● Data records:
┄┄┄┄┄┄┄┄┄┄┄┄┄┄┄┄┄┄┄┄
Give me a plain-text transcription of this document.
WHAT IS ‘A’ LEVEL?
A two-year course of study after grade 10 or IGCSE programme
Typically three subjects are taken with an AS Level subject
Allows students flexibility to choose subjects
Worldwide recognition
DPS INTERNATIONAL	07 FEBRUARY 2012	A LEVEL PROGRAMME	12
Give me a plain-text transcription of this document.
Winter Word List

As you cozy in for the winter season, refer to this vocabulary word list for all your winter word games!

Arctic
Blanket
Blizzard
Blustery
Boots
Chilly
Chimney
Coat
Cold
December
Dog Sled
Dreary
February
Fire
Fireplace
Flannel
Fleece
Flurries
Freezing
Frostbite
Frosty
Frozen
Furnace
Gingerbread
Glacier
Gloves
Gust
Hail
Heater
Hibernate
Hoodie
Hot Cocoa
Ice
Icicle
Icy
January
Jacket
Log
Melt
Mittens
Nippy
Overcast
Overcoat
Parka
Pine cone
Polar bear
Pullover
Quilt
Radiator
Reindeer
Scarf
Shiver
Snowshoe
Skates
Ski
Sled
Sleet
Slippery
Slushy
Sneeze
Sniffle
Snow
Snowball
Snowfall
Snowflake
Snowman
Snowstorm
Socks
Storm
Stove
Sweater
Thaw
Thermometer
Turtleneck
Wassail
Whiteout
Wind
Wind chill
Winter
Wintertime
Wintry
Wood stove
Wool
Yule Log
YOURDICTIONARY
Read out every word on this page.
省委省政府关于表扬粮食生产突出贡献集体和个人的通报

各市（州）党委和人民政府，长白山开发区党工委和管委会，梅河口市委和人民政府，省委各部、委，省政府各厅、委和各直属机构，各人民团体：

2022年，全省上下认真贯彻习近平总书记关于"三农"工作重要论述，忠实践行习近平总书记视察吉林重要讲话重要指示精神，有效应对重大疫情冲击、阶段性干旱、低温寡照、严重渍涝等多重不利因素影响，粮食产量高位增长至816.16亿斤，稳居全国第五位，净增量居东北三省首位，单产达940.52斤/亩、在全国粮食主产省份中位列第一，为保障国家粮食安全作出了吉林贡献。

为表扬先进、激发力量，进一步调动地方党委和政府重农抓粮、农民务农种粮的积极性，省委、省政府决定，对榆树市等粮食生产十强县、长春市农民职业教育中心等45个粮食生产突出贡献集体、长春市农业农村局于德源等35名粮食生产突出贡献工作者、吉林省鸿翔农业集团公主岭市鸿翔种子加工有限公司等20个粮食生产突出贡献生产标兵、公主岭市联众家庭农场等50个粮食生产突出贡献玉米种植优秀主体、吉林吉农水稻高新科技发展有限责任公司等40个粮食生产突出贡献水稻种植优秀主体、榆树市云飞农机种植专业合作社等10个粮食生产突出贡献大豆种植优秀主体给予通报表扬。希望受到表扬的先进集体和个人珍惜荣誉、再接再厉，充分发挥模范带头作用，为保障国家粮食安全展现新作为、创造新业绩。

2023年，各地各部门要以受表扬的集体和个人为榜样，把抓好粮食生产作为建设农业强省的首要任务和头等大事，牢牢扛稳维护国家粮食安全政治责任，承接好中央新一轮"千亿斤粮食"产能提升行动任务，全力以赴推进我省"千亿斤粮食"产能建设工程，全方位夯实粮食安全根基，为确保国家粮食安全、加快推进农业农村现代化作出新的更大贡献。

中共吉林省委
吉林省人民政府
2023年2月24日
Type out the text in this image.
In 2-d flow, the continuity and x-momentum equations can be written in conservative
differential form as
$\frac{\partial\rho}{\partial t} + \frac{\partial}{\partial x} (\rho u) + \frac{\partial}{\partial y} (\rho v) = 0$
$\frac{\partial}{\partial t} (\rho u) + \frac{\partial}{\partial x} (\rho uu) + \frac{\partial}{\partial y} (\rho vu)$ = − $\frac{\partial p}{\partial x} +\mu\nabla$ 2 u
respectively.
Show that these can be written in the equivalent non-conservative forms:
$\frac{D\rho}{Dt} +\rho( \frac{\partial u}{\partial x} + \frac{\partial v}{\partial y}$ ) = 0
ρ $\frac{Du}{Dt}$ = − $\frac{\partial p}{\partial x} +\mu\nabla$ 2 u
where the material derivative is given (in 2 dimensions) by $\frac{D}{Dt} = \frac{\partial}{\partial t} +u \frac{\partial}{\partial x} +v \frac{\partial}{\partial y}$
┄┄┄┄┄┄┄┄┄┄┄┄┄┄┄┄┄┄┄┄
● Written task: Your task is to repeat every entry exactly.

● Reply:
Give me a plain-text transcription of this document.
WHAT IS ‘A’ LEVEL?
A two-year course of study after grade 10 or IGCSE programme
Typically three subjects are taken with an AS Level subject
Allows students flexibility to choose subjects
Worldwide recognition
DPS INTERNATIONAL	07 FEBRUARY 2012	A LEVEL PROGRAMME	12
Give me a plain-text transcription of this document.
Winter Word List

As you cozy in for the winter season, refer to this vocabulary word list for all your winter word games!

Arctic
Blanket
Blizzard
Blustery
Boots
Chilly
Chimney
Coat
Cold
December
Dog Sled
Dreary
February
Fire
Fireplace
Flannel
Fleece
Flurries
Freezing
Frostbite
Frosty
Frozen
Furnace
Gingerbread
Glacier
Gloves
Gust
Hail
Heater
Hibernate
Hoodie
Hot Cocoa
Ice
Icicle
Icy
January
Jacket
Log
Melt
Mittens
Nippy
Overcast
Overcoat
Parka
Pine cone
Polar bear
Pullover
Quilt
Radiator
Reindeer
Scarf
Shiver
Snowshoe
Skates
Ski
Sled
Sleet
Slippery
Slushy
Sneeze
Sniffle
Snow
Snowball
Snowfall
Snowflake
Snowman
Snowstorm
Socks
Storm
Stove
Sweater
Thaw
Thermometer
Turtleneck
Wassail
Whiteout
Wind
Wind chill
Winter
Wintertime
Wintry
Wood stove
Wool
Yule Log
YOURDICTIONARY
Read out every word on this page.
省委省政府关于表扬粮食生产突出贡献集体和个人的通报

各市（州）党委和人民政府，长白山开发区党工委和管委会，梅河口市委和人民政府，省委各部、委，省政府各厅、委和各直属机构，各人民团体：

2022年，全省上下认真贯彻习近平总书记关于"三农"工作重要论述，忠实践行习近平总书记视察吉林重要讲话重要指示精神，有效应对重大疫情冲击、阶段性干旱、低温寡照、严重渍涝等多重不利因素影响，粮食产量高位增长至816.16亿斤，稳居全国第五位，净增量居东北三省首位，单产达940.52斤/亩、在全国粮食主产省份中位列第一，为保障国家粮食安全作出了吉林贡献。

为表扬先进、激发力量，进一步调动地方党委和政府重农抓粮、农民务农种粮的积极性，省委、省政府决定，对榆树市等粮食生产十强县、长春市农民职业教育中心等45个粮食生产突出贡献集体、长春市农业农村局于德源等35名粮食生产突出贡献工作者、吉林省鸿翔农业集团公主岭市鸿翔种子加工有限公司等20个粮食生产突出贡献生产标兵、公主岭市联众家庭农场等50个粮食生产突出贡献玉米种植优秀主体、吉林吉农水稻高新科技发展有限责任公司等40个粮食生产突出贡献水稻种植优秀主体、榆树市云飞农机种植专业合作社等10个粮食生产突出贡献大豆种植优秀主体给予通报表扬。希望受到表扬的先进集体和个人珍惜荣誉、再接再厉，充分发挥模范带头作用，为保障国家粮食安全展现新作为、创造新业绩。

2023年，各地各部门要以受表扬的集体和个人为榜样，把抓好粮食生产作为建设农业强省的首要任务和头等大事，牢牢扛稳维护国家粮食安全政治责任，承接好中央新一轮"千亿斤粮食"产能提升行动任务，全力以赴推进我省"千亿斤粮食"产能建设工程，全方位夯实粮食安全根基，为确保国家粮食安全、加快推进农业农村现代化作出新的更大贡献。

中共吉林省委
吉林省人民政府
2023年2月24日
Type out the text in this image.
In 2-d flow, the continuity and x-momentum equations can be written in conservative
differential form as
$\frac{\partial\rho}{\partial t} + \frac{\partial}{\partial x} (\rho u) + \frac{\partial}{\partial y} (\rho v) = 0$
$\frac{\partial}{\partial t} (\rho u) + \frac{\partial}{\partial x} (\rho uu) + \frac{\partial}{\partial y} (\rho vu)$ = − $\frac{\partial p}{\partial x} +\mu\nabla$ 2 u
respectively.
Show that these can be written in the equivalent non-conservative forms:
$\frac{D\rho}{Dt} +\rho( \frac{\partial u}{\partial x} + \frac{\partial v}{\partial y}$ ) = 0
ρ $\frac{Du}{Dt}$ = − $\frac{\partial p}{\partial x} +\mu\nabla$ 2 u
where the material derivative is given (in 2 dimensions) by $\frac{D}{Dt} = \frac{\partial}{\partial t} +u \frac{\partial}{\partial x} +v \frac{\partial}{\partial y}$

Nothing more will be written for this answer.